**INSTRUCTIONS TO FOLLOW:**
Reproduce the data starting with the line containing "y-tick-label-20: 20: [125, 225, 144, 242]" and continuing through the line containing "Itemize the components", replacing "bootholder" with "holder" and leaving everything else unchanged.

--

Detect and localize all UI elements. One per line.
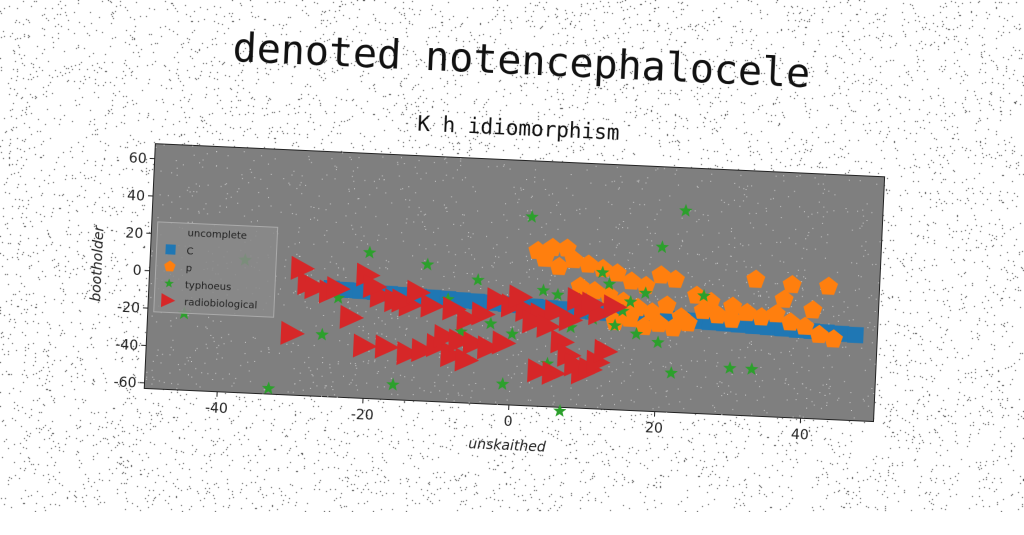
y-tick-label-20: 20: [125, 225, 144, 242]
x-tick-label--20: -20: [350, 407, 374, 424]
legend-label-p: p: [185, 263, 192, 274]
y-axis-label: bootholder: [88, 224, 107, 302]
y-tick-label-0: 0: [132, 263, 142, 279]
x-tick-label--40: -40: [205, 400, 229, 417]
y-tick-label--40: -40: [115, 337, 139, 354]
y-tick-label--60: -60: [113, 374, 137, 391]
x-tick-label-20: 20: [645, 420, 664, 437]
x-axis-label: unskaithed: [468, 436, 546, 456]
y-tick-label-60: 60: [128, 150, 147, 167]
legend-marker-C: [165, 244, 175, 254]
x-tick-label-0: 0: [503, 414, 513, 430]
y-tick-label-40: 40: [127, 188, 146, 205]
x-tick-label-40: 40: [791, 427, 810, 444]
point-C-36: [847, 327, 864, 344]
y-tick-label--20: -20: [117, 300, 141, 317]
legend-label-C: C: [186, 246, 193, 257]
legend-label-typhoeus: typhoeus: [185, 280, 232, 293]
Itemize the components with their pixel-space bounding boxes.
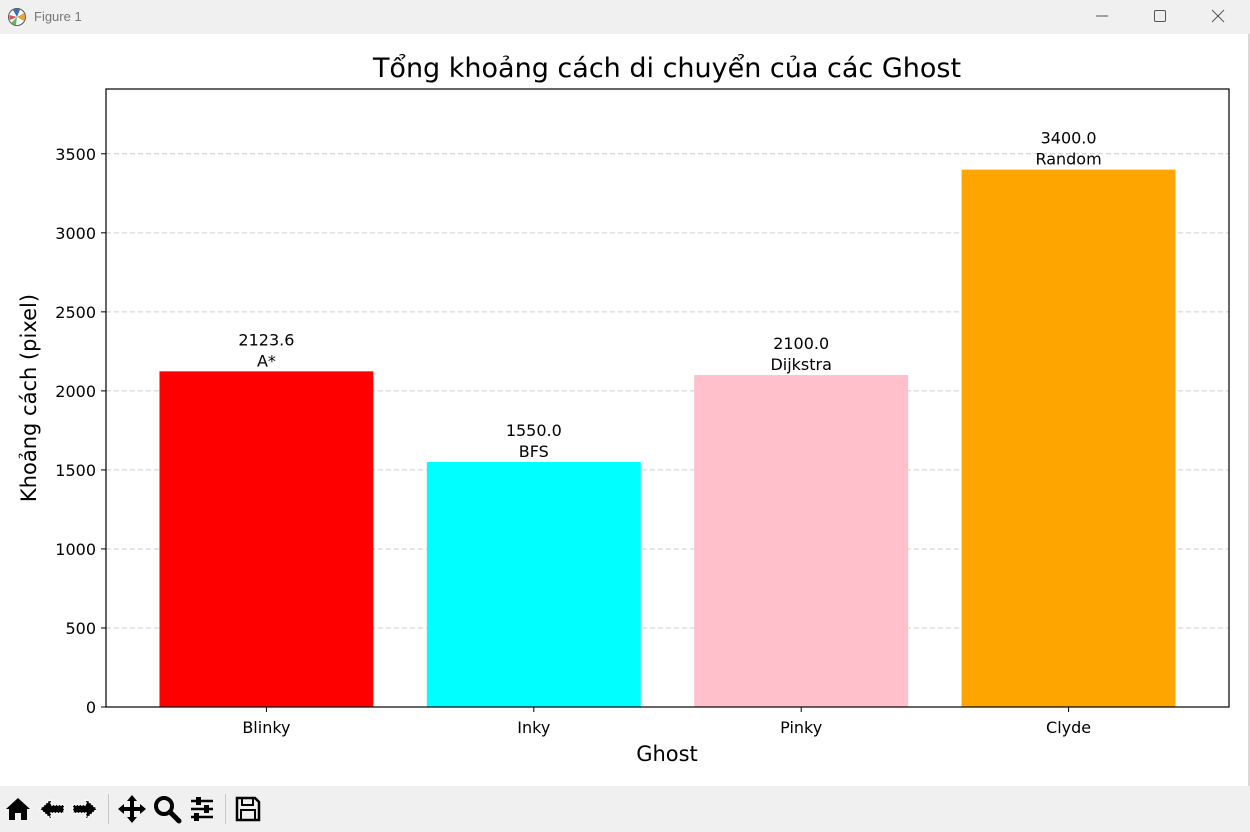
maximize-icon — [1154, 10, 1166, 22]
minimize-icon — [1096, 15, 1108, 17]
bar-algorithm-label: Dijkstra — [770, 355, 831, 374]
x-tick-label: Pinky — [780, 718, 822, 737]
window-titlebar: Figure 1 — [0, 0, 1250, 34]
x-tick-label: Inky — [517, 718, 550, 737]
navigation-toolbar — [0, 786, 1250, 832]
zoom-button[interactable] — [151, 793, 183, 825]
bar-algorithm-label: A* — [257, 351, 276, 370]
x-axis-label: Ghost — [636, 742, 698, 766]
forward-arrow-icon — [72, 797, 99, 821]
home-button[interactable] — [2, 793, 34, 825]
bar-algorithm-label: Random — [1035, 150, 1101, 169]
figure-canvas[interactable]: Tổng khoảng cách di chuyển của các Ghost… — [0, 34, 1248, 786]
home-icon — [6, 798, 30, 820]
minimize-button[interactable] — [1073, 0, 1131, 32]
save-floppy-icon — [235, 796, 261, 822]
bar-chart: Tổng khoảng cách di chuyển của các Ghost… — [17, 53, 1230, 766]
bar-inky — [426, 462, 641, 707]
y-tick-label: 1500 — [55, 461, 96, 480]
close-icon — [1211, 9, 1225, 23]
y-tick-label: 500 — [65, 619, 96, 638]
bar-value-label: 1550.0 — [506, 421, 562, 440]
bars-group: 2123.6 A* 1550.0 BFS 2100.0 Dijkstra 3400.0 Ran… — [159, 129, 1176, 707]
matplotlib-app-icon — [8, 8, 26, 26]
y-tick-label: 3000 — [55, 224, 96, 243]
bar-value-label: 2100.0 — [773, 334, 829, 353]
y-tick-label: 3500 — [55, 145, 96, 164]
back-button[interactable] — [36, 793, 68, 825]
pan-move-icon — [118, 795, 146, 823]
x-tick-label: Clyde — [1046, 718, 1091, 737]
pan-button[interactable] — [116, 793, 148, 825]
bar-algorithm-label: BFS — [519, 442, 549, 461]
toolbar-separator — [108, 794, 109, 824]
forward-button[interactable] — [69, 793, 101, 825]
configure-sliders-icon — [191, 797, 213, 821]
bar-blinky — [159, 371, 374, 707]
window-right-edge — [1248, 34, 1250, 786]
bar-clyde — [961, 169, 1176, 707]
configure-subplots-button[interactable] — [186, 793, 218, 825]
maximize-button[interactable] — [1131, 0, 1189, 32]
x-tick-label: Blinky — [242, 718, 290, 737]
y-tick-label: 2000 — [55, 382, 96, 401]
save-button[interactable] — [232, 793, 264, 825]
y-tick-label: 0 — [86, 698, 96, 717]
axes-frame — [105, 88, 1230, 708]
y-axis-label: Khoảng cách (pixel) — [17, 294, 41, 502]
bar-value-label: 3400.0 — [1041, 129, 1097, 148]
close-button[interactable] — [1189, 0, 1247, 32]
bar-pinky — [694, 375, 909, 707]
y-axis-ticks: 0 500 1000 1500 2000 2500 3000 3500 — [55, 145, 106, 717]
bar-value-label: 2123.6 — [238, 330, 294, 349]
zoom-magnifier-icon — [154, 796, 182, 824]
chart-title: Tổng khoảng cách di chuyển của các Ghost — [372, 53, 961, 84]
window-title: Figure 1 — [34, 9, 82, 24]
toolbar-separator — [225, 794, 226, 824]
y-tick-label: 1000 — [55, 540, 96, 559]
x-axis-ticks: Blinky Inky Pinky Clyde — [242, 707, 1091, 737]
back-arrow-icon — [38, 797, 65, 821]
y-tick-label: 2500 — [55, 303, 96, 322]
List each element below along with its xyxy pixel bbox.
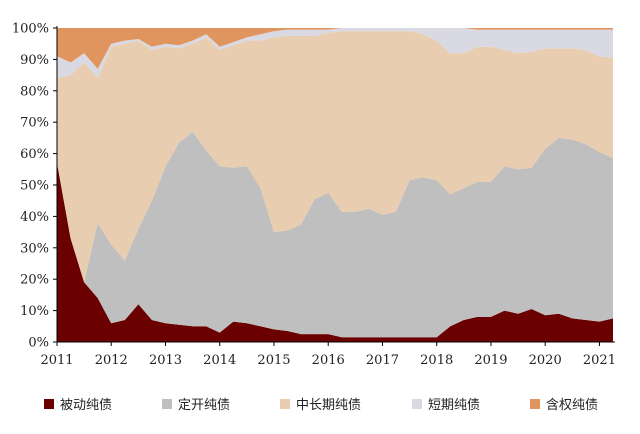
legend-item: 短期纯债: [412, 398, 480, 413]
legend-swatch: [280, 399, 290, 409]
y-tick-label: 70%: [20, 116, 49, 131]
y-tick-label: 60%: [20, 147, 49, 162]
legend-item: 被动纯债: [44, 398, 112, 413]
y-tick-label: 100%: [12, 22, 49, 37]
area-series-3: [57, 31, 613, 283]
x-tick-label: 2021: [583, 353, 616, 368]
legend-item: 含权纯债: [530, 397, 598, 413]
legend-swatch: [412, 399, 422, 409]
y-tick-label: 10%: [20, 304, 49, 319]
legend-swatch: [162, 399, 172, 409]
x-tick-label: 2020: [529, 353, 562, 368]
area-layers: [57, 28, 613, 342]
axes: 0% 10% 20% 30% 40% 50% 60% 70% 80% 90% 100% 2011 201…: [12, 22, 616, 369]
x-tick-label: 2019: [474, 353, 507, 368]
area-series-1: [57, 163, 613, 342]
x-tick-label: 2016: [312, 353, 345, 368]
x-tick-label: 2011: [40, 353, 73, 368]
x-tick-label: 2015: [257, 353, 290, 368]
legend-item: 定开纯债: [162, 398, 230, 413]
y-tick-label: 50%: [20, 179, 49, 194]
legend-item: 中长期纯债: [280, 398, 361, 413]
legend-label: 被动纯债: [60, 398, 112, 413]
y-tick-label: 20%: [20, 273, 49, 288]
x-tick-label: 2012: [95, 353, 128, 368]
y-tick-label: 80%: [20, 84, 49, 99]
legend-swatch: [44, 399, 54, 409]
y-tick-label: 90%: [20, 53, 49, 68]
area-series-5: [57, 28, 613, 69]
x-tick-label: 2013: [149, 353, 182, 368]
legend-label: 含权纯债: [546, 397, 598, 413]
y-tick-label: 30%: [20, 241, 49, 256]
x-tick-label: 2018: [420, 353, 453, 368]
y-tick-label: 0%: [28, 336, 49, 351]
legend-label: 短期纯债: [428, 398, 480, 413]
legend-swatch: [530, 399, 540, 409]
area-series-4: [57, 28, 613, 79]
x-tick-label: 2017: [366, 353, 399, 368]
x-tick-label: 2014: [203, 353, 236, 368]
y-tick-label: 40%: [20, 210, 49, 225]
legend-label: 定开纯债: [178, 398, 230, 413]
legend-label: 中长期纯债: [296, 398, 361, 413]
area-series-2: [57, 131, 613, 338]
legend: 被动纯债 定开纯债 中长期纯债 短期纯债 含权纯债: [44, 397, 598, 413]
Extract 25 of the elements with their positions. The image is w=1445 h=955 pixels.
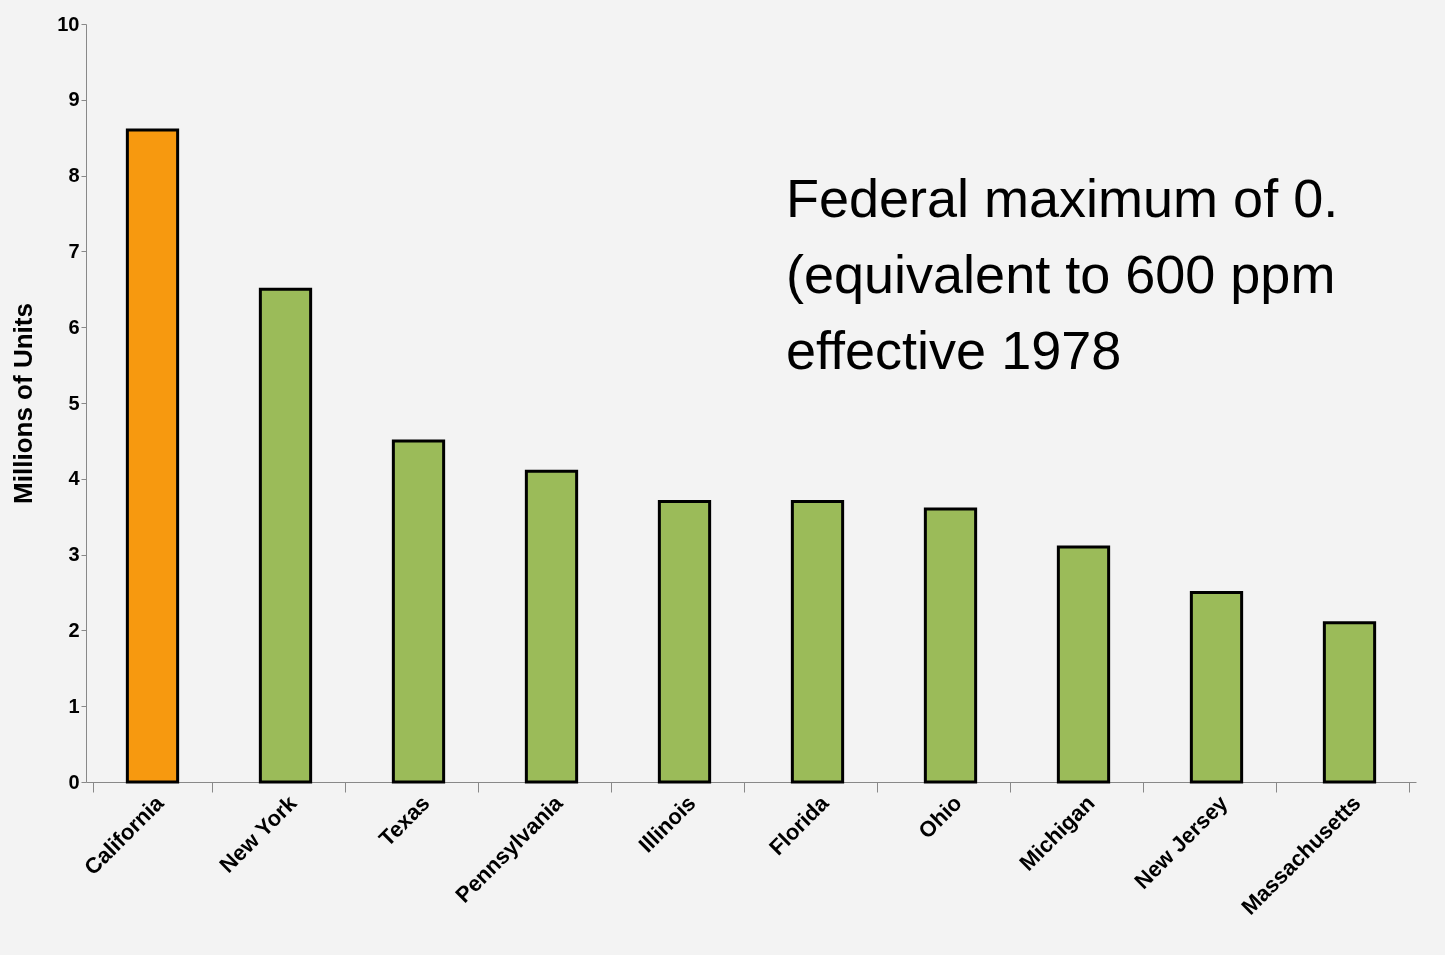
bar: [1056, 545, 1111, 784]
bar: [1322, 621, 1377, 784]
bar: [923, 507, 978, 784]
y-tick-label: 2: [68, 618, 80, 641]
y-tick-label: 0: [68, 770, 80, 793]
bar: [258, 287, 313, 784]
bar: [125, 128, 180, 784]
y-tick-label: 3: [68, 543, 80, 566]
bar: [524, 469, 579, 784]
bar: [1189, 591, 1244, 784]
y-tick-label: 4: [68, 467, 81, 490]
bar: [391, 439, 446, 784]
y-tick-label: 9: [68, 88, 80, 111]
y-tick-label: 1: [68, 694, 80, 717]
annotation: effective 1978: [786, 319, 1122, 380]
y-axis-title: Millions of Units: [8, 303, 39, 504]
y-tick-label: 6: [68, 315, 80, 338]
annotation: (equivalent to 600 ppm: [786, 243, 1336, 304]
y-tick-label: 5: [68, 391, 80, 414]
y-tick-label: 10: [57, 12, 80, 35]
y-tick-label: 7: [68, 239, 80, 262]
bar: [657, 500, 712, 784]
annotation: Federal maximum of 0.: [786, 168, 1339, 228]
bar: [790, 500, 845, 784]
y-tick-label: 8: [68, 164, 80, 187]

--

**EXERCISE SOLUTION:**
y-tick-label-20: 20: [125, 225, 144, 242]
x-tick-label--20: -20: [350, 407, 374, 424]
legend-label-p: p: [185, 263, 192, 274]
y-axis-label: holder: [88, 224, 107, 302]
y-tick-label-0: 0: [132, 263, 142, 279]
x-tick-label--40: -40: [205, 400, 229, 417]
y-tick-label--40: -40: [115, 337, 139, 354]
y-tick-label--60: -60: [113, 374, 137, 391]
x-tick-label-20: 20: [645, 420, 664, 437]
x-axis-label: unskaithed: [468, 436, 546, 456]
y-tick-label-60: 60: [128, 150, 147, 167]
legend-marker-C: [165, 244, 175, 254]
x-tick-label-0: 0: [503, 414, 513, 430]
y-tick-label-40: 40: [127, 188, 146, 205]
x-tick-label-40: 40: [791, 427, 810, 444]
point-C-36: [847, 327, 864, 344]
y-tick-label--20: -20: [117, 300, 141, 317]
legend-label-C: C: [186, 246, 193, 257]
legend-label-typhoeus: typhoeus: [185, 280, 232, 293]
Itemize the components with their pixel-space bounding boxes.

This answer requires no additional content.